Exercise description ▸
Rewrite the entries from the first line through the line containing "results-rows: set_get_recursive 0.000", renaming "test-time" to "duration" and leaving everything else as it is.

Available data ▸
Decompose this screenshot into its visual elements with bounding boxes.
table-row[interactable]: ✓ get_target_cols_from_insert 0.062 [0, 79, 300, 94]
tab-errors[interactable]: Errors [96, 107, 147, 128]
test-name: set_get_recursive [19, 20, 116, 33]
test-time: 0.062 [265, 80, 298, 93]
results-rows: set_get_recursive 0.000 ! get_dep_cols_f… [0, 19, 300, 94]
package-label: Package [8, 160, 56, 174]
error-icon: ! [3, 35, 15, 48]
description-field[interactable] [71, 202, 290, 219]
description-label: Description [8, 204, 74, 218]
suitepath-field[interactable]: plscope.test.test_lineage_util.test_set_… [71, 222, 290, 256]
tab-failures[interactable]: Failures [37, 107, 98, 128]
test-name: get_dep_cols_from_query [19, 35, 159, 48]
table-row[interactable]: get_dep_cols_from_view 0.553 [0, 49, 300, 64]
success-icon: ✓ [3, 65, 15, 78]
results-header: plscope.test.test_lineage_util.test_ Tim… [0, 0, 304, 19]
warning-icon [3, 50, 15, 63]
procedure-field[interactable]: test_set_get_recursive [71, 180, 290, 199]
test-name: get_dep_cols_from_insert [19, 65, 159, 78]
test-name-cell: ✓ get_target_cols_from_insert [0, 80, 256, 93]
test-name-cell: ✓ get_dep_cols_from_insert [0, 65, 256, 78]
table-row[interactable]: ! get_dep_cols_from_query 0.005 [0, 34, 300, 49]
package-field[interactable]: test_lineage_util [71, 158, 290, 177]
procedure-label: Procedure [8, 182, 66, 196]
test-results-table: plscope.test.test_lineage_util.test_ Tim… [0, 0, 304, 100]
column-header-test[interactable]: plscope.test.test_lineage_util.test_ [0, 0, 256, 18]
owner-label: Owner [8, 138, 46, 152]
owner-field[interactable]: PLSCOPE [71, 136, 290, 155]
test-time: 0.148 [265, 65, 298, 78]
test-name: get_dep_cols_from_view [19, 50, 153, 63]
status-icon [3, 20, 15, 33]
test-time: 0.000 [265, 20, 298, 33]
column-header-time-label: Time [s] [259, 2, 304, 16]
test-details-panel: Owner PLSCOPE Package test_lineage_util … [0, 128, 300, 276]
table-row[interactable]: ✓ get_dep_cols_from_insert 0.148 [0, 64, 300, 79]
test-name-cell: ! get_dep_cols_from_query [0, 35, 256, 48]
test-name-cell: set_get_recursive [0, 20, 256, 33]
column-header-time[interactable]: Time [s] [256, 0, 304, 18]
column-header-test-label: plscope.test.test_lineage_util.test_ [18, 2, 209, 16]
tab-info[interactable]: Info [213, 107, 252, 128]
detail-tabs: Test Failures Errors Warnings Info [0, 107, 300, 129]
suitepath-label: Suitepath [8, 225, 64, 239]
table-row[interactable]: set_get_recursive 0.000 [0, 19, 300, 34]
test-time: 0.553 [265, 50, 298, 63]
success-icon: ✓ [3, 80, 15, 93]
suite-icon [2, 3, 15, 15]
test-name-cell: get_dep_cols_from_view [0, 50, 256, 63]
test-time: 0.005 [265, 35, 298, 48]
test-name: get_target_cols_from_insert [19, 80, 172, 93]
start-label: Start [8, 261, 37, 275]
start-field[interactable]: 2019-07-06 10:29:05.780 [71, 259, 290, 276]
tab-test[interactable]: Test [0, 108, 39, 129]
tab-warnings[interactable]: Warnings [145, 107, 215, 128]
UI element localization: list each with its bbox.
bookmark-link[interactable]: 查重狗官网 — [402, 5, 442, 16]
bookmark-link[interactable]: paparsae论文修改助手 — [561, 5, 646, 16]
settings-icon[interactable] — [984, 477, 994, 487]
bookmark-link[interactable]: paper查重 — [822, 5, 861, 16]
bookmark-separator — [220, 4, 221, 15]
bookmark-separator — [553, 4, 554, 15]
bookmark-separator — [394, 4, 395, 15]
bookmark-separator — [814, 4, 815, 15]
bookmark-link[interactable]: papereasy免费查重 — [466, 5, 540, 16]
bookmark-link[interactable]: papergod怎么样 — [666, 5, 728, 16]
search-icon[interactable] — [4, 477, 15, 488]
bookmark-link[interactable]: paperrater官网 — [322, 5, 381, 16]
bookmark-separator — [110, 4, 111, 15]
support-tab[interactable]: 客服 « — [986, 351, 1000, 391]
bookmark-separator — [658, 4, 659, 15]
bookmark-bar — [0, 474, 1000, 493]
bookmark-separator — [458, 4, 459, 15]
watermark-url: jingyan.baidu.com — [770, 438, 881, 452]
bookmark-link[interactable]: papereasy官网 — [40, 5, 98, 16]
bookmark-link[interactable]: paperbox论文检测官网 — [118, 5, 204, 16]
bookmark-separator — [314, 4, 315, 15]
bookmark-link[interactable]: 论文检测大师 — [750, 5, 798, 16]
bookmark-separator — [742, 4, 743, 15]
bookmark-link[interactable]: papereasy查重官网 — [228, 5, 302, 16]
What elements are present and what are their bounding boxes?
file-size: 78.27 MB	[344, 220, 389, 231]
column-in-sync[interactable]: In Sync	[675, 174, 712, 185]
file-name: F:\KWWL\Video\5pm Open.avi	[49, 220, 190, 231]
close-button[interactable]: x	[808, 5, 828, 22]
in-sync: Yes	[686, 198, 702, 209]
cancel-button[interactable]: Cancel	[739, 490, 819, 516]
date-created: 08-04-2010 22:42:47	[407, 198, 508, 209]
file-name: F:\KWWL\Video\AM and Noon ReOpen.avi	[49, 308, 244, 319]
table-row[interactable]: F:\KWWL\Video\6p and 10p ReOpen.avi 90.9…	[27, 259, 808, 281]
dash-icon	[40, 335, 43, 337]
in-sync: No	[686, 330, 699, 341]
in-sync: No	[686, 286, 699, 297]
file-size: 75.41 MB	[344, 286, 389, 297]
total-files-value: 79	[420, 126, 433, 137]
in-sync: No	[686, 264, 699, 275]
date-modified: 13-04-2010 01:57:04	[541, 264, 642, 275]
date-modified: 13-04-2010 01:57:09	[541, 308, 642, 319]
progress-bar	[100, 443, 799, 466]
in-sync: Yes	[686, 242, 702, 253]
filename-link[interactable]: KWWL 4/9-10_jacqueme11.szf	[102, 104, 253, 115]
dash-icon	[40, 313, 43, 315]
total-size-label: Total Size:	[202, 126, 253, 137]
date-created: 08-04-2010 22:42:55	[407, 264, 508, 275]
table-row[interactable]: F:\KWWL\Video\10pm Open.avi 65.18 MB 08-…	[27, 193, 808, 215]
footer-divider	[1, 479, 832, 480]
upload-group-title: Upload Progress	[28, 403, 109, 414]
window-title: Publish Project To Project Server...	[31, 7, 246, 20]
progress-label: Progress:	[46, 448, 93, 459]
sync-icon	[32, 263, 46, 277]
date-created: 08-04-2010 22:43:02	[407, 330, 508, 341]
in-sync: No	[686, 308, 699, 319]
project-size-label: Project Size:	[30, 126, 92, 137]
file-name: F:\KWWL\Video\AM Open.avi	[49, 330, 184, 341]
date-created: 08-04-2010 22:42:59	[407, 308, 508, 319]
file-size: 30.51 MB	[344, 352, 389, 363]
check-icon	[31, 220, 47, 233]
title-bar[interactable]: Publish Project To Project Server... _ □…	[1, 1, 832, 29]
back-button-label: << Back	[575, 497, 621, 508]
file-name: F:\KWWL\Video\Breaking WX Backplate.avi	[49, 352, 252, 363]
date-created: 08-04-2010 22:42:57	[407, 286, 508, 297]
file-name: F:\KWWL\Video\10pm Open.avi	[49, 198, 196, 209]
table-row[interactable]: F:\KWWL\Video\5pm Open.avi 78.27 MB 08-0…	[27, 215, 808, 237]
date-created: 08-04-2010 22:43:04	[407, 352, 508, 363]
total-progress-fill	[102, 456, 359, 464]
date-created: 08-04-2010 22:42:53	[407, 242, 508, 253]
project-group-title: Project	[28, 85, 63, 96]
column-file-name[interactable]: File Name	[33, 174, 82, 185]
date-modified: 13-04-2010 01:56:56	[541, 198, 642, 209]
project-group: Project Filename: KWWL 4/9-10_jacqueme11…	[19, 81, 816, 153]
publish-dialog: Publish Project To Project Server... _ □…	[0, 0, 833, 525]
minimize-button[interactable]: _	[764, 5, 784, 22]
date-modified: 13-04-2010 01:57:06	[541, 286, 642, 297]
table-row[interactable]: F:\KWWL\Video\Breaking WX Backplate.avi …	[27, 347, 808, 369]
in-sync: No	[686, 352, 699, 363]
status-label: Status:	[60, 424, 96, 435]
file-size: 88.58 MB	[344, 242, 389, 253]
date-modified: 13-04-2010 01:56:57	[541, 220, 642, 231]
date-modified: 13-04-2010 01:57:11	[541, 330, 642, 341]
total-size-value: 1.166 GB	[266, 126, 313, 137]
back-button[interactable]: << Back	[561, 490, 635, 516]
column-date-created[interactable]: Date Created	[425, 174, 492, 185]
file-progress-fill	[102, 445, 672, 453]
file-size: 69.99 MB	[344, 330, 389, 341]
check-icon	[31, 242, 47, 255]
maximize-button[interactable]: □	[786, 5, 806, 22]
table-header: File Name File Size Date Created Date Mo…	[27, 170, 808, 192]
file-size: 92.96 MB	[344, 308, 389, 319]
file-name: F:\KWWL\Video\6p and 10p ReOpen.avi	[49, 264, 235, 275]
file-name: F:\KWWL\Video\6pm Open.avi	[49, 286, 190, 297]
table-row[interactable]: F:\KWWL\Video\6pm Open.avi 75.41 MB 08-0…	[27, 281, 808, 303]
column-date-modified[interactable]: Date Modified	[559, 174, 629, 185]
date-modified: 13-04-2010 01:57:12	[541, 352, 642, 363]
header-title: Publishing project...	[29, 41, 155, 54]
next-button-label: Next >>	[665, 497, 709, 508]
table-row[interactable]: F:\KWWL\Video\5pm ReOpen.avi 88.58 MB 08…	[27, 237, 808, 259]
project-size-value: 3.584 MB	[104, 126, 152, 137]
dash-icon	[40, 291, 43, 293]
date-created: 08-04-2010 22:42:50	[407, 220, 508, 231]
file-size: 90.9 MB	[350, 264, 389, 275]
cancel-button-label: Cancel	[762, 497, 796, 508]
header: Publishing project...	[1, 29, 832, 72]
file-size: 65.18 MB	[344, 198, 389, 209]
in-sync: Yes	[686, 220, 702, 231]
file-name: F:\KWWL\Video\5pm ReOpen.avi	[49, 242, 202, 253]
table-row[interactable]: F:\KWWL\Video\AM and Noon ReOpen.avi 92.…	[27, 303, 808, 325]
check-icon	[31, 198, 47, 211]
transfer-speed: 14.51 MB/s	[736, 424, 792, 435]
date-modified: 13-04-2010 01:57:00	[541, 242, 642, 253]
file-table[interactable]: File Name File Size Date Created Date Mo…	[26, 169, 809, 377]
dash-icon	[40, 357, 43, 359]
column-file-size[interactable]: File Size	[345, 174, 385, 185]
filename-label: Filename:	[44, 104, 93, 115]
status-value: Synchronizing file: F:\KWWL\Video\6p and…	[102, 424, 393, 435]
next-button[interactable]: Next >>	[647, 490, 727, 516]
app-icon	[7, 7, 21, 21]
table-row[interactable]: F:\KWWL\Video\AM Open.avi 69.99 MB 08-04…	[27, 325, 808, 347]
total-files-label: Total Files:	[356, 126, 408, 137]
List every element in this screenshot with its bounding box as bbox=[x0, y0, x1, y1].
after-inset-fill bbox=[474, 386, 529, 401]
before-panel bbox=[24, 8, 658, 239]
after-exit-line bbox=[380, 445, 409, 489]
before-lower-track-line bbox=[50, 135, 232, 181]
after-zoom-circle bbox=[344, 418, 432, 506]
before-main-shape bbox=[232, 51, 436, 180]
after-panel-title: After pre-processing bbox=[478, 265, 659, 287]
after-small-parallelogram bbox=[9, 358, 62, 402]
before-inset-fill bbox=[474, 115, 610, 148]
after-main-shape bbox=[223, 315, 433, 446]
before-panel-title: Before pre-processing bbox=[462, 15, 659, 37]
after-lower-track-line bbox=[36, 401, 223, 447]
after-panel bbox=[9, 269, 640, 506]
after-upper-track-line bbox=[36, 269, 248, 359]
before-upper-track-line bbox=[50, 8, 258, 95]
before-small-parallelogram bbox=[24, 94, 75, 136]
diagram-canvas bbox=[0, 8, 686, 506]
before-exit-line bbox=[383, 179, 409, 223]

Result of this exercise ▸
Decompose this screenshot into its visual elements with bounding boxes.
table-row[interactable]: ✓ get_target_cols_from_insert 0.062 [0, 79, 300, 94]
tab-errors[interactable]: Errors [96, 107, 147, 128]
test-name: set_get_recursive [19, 20, 116, 33]
duration: 0.062 [265, 80, 298, 93]
results-rows: set_get_recursive 0.000 ! get_dep_cols_f… [0, 19, 300, 94]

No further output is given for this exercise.